[Records that describe figures]
[START]

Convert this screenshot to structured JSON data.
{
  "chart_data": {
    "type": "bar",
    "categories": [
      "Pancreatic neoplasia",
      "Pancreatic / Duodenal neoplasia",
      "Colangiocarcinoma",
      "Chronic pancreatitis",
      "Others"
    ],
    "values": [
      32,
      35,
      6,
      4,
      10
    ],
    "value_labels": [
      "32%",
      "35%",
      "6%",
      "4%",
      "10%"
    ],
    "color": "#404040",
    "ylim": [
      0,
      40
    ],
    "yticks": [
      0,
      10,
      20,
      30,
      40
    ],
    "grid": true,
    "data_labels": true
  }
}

[END]

## DIRECTION
Reproduce all of the data exactly as given.

## TASK SOLUTION
Convert this screenshot to structured JSON data.
{
  "chart_data": {
    "type": "bar",
    "categories": [
      "Pancreatic neoplasia",
      "Pancreatic / Duodenal neoplasia",
      "Colangiocarcinoma",
      "Chronic pancreatitis",
      "Others"
    ],
    "values": [
      32,
      35,
      6,
      4,
      10
    ],
    "value_labels": [
      "32%",
      "35%",
      "6%",
      "4%",
      "10%"
    ],
    "color": "#404040",
    "ylim": [
      0,
      40
    ],
    "yticks": [
      0,
      10,
      20,
      30,
      40
    ],
    "grid": true,
    "data_labels": true
  }
}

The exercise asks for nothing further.